Items listed in a dataset
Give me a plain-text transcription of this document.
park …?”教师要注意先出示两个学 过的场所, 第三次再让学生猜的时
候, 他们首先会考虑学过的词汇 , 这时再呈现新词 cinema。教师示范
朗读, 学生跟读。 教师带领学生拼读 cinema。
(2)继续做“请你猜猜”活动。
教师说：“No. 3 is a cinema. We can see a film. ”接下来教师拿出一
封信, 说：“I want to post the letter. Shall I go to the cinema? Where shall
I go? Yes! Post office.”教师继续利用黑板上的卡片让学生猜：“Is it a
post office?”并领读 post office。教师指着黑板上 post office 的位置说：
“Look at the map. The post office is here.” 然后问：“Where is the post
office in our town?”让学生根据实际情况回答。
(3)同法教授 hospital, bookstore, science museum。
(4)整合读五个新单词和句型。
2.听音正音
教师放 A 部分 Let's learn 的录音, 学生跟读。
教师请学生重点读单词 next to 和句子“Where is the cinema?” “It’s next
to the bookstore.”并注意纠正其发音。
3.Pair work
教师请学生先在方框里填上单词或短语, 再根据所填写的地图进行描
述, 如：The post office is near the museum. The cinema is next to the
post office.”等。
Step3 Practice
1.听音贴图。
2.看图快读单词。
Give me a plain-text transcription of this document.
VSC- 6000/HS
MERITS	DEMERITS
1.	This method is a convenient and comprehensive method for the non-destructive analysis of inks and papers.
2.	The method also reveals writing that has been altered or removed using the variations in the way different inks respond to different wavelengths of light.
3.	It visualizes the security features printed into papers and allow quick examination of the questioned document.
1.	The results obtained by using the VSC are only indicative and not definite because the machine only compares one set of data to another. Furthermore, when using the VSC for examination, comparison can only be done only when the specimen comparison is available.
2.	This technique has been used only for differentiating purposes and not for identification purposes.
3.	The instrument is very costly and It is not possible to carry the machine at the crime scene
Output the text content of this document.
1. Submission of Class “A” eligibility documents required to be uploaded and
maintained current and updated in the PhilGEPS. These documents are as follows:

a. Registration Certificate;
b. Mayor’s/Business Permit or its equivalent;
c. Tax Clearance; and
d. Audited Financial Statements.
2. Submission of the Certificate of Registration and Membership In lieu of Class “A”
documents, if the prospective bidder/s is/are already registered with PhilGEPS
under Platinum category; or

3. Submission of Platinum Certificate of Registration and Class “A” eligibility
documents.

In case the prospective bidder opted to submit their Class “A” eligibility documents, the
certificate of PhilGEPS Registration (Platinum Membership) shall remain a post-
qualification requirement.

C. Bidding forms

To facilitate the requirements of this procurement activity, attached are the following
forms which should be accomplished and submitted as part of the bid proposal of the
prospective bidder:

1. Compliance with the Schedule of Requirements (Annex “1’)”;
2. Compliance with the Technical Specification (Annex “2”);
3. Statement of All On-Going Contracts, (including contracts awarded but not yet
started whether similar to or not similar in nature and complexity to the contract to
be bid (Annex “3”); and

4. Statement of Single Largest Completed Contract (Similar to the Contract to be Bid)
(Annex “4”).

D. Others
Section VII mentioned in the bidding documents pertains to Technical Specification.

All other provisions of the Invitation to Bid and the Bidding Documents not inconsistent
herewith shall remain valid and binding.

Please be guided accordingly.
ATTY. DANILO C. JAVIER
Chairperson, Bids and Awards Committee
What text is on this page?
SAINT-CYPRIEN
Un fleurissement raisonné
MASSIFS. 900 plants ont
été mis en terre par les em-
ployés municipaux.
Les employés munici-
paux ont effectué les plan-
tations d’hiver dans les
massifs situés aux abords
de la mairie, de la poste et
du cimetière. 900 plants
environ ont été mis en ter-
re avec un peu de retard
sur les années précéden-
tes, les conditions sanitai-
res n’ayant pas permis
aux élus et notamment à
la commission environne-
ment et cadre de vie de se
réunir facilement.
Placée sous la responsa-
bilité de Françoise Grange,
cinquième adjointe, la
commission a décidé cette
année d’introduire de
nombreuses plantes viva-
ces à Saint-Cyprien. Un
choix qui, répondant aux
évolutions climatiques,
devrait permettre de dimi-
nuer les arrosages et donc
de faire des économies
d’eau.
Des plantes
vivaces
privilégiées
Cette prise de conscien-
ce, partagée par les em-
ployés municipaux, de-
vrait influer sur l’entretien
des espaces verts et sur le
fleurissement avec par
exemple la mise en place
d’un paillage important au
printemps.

INSTRUCTION: Go through the listing above line by line and say how many lines hold the word "bookstore". Reply with that number only.

RESPONSE TO THIS EXERCISE: 2